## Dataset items
╔══

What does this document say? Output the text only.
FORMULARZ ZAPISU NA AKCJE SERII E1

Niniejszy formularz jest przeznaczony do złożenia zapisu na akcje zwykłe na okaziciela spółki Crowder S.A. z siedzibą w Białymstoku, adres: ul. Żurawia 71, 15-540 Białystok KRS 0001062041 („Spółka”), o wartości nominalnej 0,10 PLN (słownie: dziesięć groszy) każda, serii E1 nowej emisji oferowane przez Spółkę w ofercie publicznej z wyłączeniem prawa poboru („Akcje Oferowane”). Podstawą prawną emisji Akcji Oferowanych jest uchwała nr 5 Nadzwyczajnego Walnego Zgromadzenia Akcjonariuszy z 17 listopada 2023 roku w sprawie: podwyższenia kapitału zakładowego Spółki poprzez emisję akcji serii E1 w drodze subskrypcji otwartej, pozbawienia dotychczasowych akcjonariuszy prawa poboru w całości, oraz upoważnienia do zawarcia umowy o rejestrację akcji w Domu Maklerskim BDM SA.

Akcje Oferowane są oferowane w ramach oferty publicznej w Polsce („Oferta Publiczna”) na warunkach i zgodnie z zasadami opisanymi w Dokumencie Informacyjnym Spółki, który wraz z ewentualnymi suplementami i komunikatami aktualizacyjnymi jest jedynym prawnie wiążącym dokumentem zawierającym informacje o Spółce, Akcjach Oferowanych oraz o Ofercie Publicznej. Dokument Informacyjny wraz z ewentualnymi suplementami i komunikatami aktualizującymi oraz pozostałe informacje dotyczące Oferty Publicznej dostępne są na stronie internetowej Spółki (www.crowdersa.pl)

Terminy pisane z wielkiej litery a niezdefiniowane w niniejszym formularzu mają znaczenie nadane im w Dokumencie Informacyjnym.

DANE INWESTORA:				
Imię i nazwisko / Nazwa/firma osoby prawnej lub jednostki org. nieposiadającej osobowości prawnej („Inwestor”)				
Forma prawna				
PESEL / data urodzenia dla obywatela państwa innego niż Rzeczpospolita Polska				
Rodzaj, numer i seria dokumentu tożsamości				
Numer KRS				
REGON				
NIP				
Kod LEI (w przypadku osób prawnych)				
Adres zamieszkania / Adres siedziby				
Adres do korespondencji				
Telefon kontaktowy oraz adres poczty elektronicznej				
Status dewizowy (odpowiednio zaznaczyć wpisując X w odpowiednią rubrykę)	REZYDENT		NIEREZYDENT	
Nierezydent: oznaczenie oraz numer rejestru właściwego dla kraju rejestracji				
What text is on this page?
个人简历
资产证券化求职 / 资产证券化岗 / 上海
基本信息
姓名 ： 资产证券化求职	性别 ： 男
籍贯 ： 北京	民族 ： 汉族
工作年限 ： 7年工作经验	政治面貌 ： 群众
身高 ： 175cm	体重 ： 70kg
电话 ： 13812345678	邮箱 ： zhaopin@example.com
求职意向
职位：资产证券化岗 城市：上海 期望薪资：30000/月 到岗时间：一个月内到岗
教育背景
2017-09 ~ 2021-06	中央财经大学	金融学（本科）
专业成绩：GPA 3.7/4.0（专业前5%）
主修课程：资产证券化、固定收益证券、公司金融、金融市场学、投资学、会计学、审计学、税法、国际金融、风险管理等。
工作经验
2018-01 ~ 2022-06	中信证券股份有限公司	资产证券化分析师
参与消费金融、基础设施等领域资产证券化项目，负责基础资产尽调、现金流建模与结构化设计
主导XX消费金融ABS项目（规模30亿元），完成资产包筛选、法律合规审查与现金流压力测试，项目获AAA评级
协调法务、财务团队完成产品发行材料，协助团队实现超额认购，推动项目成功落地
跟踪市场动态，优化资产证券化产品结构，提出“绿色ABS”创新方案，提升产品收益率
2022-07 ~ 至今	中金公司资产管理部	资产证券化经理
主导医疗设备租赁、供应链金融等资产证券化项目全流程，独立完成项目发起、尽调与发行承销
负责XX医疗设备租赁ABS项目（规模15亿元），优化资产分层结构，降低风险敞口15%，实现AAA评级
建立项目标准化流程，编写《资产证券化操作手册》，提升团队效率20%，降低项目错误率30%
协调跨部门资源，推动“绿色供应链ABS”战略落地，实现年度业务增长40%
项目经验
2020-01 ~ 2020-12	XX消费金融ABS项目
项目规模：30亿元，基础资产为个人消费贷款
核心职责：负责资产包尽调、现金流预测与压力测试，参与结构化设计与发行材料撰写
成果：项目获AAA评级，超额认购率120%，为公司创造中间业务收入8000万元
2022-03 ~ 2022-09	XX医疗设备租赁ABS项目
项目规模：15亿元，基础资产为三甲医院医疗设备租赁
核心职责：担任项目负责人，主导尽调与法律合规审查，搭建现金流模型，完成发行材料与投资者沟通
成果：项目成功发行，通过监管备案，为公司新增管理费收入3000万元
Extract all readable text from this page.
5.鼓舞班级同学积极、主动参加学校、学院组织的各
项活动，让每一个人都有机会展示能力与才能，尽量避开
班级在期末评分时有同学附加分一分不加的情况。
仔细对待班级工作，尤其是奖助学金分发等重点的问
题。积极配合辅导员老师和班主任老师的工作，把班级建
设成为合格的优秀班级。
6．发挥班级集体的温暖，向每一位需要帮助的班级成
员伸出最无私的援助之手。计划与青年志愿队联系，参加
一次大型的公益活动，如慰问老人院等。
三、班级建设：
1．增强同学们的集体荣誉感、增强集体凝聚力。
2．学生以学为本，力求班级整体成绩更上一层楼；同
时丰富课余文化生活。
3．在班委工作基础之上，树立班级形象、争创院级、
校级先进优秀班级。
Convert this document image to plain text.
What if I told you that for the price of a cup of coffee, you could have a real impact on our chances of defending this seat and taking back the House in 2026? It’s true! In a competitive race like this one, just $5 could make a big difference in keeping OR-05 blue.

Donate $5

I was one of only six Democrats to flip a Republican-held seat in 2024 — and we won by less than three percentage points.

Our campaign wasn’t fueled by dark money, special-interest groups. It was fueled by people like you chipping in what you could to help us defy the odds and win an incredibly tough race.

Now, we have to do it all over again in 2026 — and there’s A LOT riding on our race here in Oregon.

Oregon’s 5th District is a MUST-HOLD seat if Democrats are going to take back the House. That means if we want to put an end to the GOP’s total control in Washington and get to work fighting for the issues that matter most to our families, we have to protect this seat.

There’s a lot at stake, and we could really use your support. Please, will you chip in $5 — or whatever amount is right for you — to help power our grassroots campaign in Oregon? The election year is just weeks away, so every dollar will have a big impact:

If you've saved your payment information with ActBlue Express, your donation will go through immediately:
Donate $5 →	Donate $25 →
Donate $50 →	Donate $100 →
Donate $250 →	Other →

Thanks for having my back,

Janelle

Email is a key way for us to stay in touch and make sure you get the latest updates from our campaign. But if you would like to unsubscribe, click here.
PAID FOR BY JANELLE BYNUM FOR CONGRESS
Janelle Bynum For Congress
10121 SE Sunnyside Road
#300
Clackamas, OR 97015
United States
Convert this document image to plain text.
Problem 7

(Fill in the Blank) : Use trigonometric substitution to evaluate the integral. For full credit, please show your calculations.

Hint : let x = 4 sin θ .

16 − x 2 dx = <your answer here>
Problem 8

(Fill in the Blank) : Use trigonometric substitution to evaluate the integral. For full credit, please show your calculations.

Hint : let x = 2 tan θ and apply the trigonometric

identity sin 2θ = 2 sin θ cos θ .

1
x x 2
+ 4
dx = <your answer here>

╚══

## Work instructions
Repeat the entries shown above, every one, word for word.

## The answer
What does this document say? Output the text only.
FORMULARZ ZAPISU NA AKCJE SERII E1

Niniejszy formularz jest przeznaczony do złożenia zapisu na akcje zwykłe na okaziciela spółki Crowder S.A. z siedzibą w Białymstoku, adres: ul. Żurawia 71, 15-540 Białystok KRS 0001062041 („Spółka”), o wartości nominalnej 0,10 PLN (słownie: dziesięć groszy) każda, serii E1 nowej emisji oferowane przez Spółkę w ofercie publicznej z wyłączeniem prawa poboru („Akcje Oferowane”). Podstawą prawną emisji Akcji Oferowanych jest uchwała nr 5 Nadzwyczajnego Walnego Zgromadzenia Akcjonariuszy z 17 listopada 2023 roku w sprawie: podwyższenia kapitału zakładowego Spółki poprzez emisję akcji serii E1 w drodze subskrypcji otwartej, pozbawienia dotychczasowych akcjonariuszy prawa poboru w całości, oraz upoważnienia do zawarcia umowy o rejestrację akcji w Domu Maklerskim BDM SA.

Akcje Oferowane są oferowane w ramach oferty publicznej w Polsce („Oferta Publiczna”) na warunkach i zgodnie z zasadami opisanymi w Dokumencie Informacyjnym Spółki, który wraz z ewentualnymi suplementami i komunikatami aktualizacyjnymi jest jedynym prawnie wiążącym dokumentem zawierającym informacje o Spółce, Akcjach Oferowanych oraz o Ofercie Publicznej. Dokument Informacyjny wraz z ewentualnymi suplementami i komunikatami aktualizującymi oraz pozostałe informacje dotyczące Oferty Publicznej dostępne są na stronie internetowej Spółki (www.crowdersa.pl)

Terminy pisane z wielkiej litery a niezdefiniowane w niniejszym formularzu mają znaczenie nadane im w Dokumencie Informacyjnym.

DANE INWESTORA:				
Imię i nazwisko / Nazwa/firma osoby prawnej lub jednostki org. nieposiadającej osobowości prawnej („Inwestor”)				
Forma prawna				
PESEL / data urodzenia dla obywatela państwa innego niż Rzeczpospolita Polska				
Rodzaj, numer i seria dokumentu tożsamości				
Numer KRS				
REGON				
NIP				
Kod LEI (w przypadku osób prawnych)				
Adres zamieszkania / Adres siedziby				
Adres do korespondencji				
Telefon kontaktowy oraz adres poczty elektronicznej				
Status dewizowy (odpowiednio zaznaczyć wpisując X w odpowiednią rubrykę)	REZYDENT		NIEREZYDENT	
Nierezydent: oznaczenie oraz numer rejestru właściwego dla kraju rejestracji				
What text is on this page?
个人简历
资产证券化求职 / 资产证券化岗 / 上海
基本信息
姓名 ： 资产证券化求职	性别 ： 男
籍贯 ： 北京	民族 ： 汉族
工作年限 ： 7年工作经验	政治面貌 ： 群众
身高 ： 175cm	体重 ： 70kg
电话 ： 13812345678	邮箱 ： zhaopin@example.com
求职意向
职位：资产证券化岗 城市：上海 期望薪资：30000/月 到岗时间：一个月内到岗
教育背景
2017-09 ~ 2021-06	中央财经大学	金融学（本科）
专业成绩：GPA 3.7/4.0（专业前5%）
主修课程：资产证券化、固定收益证券、公司金融、金融市场学、投资学、会计学、审计学、税法、国际金融、风险管理等。
工作经验
2018-01 ~ 2022-06	中信证券股份有限公司	资产证券化分析师
参与消费金融、基础设施等领域资产证券化项目，负责基础资产尽调、现金流建模与结构化设计
主导XX消费金融ABS项目（规模30亿元），完成资产包筛选、法律合规审查与现金流压力测试，项目获AAA评级
协调法务、财务团队完成产品发行材料，协助团队实现超额认购，推动项目成功落地
跟踪市场动态，优化资产证券化产品结构，提出“绿色ABS”创新方案，提升产品收益率
2022-07 ~ 至今	中金公司资产管理部	资产证券化经理
主导医疗设备租赁、供应链金融等资产证券化项目全流程，独立完成项目发起、尽调与发行承销
负责XX医疗设备租赁ABS项目（规模15亿元），优化资产分层结构，降低风险敞口15%，实现AAA评级
建立项目标准化流程，编写《资产证券化操作手册》，提升团队效率20%，降低项目错误率30%
协调跨部门资源，推动“绿色供应链ABS”战略落地，实现年度业务增长40%
项目经验
2020-01 ~ 2020-12	XX消费金融ABS项目
项目规模：30亿元，基础资产为个人消费贷款
核心职责：负责资产包尽调、现金流预测与压力测试，参与结构化设计与发行材料撰写
成果：项目获AAA评级，超额认购率120%，为公司创造中间业务收入8000万元
2022-03 ~ 2022-09	XX医疗设备租赁ABS项目
项目规模：15亿元，基础资产为三甲医院医疗设备租赁
核心职责：担任项目负责人，主导尽调与法律合规审查，搭建现金流模型，完成发行材料与投资者沟通
成果：项目成功发行，通过监管备案，为公司新增管理费收入3000万元
Extract all readable text from this page.
5.鼓舞班级同学积极、主动参加学校、学院组织的各
项活动，让每一个人都有机会展示能力与才能，尽量避开
班级在期末评分时有同学附加分一分不加的情况。
仔细对待班级工作，尤其是奖助学金分发等重点的问
题。积极配合辅导员老师和班主任老师的工作，把班级建
设成为合格的优秀班级。
6．发挥班级集体的温暖，向每一位需要帮助的班级成
员伸出最无私的援助之手。计划与青年志愿队联系，参加
一次大型的公益活动，如慰问老人院等。
三、班级建设：
1．增强同学们的集体荣誉感、增强集体凝聚力。
2．学生以学为本，力求班级整体成绩更上一层楼；同
时丰富课余文化生活。
3．在班委工作基础之上，树立班级形象、争创院级、
校级先进优秀班级。
Convert this document image to plain text.
What if I told you that for the price of a cup of coffee, you could have a real impact on our chances of defending this seat and taking back the House in 2026? It’s true! In a competitive race like this one, just $5 could make a big difference in keeping OR-05 blue.

Donate $5

I was one of only six Democrats to flip a Republican-held seat in 2024 — and we won by less than three percentage points.

Our campaign wasn’t fueled by dark money, special-interest groups. It was fueled by people like you chipping in what you could to help us defy the odds and win an incredibly tough race.

Now, we have to do it all over again in 2026 — and there’s A LOT riding on our race here in Oregon.

Oregon’s 5th District is a MUST-HOLD seat if Democrats are going to take back the House. That means if we want to put an end to the GOP’s total control in Washington and get to work fighting for the issues that matter most to our families, we have to protect this seat.

There’s a lot at stake, and we could really use your support. Please, will you chip in $5 — or whatever amount is right for you — to help power our grassroots campaign in Oregon? The election year is just weeks away, so every dollar will have a big impact:

If you've saved your payment information with ActBlue Express, your donation will go through immediately:
Donate $5 →	Donate $25 →
Donate $50 →	Donate $100 →
Donate $250 →	Other →

Thanks for having my back,

Janelle

Email is a key way for us to stay in touch and make sure you get the latest updates from our campaign. But if you would like to unsubscribe, click here.
PAID FOR BY JANELLE BYNUM FOR CONGRESS
Janelle Bynum For Congress
10121 SE Sunnyside Road
#300
Clackamas, OR 97015
United States
Convert this document image to plain text.
Problem 7

(Fill in the Blank) : Use trigonometric substitution to evaluate the integral. For full credit, please show your calculations.

Hint : let x = 4 sin θ .

16 − x 2 dx = <your answer here>
Problem 8

(Fill in the Blank) : Use trigonometric substitution to evaluate the integral. For full credit, please show your calculations.

Hint : let x = 2 tan θ and apply the trigonometric

identity sin 2θ = 2 sin θ cos θ .

1
x x 2
+ 4
dx = <your answer here>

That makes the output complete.